↓

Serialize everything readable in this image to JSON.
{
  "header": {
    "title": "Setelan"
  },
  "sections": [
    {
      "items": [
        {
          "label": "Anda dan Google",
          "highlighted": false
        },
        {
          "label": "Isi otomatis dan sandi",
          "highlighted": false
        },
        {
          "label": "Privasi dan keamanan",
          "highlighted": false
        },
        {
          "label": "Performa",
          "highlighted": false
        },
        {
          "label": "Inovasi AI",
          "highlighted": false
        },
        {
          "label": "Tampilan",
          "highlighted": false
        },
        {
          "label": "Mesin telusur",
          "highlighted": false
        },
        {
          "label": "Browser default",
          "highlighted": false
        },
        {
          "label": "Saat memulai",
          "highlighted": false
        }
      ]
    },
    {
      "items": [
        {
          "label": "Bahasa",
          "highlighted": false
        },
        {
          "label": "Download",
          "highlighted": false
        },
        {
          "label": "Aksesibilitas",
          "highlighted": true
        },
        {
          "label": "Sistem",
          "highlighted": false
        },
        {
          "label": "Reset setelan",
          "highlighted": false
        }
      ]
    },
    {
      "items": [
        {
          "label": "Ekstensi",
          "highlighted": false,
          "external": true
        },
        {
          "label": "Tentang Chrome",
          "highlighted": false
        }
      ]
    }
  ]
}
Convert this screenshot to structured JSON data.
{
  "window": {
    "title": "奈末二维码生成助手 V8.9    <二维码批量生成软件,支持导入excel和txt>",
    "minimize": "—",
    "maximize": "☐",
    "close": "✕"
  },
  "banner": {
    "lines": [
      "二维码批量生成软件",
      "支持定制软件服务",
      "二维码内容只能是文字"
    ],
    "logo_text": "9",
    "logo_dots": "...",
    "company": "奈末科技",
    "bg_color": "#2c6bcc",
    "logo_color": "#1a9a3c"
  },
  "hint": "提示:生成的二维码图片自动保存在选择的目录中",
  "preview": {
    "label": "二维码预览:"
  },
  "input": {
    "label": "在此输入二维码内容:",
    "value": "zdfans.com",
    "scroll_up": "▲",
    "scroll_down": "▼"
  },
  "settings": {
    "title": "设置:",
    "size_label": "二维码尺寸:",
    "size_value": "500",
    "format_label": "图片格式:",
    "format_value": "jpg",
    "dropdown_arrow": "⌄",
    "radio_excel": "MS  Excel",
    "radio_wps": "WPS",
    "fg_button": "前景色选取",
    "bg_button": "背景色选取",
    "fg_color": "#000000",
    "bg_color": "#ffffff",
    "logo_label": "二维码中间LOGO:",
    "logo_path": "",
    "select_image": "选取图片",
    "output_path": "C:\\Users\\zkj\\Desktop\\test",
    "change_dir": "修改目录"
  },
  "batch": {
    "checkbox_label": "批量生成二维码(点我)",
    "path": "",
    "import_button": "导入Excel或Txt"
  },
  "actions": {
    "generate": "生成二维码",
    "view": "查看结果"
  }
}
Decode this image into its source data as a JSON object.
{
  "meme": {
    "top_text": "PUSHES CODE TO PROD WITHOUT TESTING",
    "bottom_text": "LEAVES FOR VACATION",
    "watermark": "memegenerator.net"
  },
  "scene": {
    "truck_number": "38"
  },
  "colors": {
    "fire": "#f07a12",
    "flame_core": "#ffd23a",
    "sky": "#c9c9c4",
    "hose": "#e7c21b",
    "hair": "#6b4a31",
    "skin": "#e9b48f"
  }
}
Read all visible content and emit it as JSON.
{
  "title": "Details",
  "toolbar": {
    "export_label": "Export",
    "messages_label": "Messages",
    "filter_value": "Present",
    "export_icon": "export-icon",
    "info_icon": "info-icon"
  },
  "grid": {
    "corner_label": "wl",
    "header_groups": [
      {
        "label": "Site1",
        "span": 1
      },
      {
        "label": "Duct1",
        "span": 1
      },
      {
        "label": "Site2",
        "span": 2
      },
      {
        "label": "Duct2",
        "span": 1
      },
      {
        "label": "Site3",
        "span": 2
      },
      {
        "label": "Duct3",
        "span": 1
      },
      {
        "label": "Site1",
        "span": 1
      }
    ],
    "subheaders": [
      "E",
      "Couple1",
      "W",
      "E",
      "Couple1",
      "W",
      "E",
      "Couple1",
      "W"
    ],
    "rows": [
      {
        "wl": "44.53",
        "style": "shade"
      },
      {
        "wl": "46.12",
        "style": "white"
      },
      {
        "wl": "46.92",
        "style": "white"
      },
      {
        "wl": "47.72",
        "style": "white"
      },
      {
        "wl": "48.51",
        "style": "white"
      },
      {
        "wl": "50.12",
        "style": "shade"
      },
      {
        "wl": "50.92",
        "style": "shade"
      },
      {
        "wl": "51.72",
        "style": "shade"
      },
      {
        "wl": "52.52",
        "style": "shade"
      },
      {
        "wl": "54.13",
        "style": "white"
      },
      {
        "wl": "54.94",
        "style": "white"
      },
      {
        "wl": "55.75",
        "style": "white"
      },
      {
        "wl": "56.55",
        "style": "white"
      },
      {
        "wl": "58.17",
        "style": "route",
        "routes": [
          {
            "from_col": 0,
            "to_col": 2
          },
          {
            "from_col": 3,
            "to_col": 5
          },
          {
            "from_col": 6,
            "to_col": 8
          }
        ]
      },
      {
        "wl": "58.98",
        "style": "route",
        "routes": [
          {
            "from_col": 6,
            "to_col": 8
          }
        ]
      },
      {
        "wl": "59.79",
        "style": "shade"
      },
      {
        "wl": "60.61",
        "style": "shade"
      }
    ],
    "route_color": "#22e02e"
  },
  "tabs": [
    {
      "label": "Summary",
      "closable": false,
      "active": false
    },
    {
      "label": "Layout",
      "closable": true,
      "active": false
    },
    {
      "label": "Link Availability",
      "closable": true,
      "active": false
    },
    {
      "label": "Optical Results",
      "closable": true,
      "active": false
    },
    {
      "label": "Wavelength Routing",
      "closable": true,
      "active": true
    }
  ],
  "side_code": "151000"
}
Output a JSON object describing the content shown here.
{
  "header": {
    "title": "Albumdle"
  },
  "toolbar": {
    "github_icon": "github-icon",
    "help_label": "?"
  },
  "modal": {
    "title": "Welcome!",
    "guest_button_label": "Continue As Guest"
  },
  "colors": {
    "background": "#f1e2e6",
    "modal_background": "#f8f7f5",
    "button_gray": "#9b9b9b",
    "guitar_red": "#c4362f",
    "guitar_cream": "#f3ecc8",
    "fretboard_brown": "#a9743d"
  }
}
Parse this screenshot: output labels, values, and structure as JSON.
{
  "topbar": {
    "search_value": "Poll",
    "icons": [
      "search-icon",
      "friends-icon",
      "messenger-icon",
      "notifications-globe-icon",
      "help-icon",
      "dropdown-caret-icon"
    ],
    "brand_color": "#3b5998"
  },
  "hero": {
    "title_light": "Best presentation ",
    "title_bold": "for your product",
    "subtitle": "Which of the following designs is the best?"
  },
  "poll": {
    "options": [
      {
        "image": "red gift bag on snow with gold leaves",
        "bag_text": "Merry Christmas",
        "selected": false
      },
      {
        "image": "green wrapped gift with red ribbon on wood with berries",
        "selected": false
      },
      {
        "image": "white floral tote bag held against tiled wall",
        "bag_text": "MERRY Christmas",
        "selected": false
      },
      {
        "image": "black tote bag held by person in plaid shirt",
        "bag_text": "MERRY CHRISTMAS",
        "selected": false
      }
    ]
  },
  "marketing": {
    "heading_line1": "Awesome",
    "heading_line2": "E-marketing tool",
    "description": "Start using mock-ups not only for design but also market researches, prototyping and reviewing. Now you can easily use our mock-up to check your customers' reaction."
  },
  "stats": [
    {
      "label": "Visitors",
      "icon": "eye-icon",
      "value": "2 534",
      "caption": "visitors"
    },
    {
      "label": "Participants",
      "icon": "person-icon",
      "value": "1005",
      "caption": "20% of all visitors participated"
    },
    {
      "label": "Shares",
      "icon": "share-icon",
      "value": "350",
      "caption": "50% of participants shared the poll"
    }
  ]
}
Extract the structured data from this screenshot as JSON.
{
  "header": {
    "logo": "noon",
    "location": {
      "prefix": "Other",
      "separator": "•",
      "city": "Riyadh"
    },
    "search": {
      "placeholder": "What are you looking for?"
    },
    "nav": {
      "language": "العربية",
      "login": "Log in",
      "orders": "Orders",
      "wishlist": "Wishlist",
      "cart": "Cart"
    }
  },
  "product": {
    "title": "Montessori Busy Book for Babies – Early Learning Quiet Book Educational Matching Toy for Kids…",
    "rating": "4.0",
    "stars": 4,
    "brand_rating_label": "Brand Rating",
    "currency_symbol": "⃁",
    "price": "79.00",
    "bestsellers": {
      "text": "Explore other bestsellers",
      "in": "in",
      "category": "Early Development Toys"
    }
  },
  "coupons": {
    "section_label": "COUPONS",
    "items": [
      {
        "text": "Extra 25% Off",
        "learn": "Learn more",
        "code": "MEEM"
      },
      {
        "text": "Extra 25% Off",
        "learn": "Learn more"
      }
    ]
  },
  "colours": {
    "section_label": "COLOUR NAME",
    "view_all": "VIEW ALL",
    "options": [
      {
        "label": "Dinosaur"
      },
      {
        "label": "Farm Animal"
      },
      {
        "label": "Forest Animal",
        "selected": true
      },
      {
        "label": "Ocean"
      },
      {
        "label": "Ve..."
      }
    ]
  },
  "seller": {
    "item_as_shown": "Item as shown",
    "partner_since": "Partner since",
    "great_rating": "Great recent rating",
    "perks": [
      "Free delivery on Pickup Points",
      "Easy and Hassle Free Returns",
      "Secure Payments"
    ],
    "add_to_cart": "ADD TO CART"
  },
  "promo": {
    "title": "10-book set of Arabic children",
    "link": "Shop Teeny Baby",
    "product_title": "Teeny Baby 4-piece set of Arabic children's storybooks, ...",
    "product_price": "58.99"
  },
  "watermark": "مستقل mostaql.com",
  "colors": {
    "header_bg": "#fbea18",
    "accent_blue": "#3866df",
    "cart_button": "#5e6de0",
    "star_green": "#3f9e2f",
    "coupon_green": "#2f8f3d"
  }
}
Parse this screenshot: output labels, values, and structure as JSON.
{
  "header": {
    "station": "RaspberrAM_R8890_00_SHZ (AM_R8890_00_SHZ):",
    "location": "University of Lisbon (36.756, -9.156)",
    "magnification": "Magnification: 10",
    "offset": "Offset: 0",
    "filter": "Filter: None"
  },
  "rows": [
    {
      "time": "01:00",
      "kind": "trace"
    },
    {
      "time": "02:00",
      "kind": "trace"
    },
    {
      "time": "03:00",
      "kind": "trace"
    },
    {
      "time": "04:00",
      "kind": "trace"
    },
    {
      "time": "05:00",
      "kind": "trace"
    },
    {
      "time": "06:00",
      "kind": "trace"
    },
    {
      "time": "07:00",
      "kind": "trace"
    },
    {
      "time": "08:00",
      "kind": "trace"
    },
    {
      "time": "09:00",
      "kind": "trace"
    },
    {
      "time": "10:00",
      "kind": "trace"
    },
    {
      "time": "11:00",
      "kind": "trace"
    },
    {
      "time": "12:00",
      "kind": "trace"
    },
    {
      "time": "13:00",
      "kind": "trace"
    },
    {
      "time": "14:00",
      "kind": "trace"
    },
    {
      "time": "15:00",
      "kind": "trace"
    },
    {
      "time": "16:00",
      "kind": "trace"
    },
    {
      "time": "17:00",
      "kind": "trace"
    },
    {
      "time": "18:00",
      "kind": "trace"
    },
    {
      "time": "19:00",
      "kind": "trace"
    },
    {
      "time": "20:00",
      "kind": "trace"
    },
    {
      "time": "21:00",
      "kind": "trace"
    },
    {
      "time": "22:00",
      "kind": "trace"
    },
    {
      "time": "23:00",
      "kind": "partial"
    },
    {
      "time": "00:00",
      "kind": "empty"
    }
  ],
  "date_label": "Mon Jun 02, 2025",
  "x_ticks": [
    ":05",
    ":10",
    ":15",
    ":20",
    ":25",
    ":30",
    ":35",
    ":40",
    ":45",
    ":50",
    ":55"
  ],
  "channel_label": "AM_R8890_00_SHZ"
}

↑

What is required: For the string "Arabic", count the lines of the entries above that include it; answer with the number only.

Written response: 2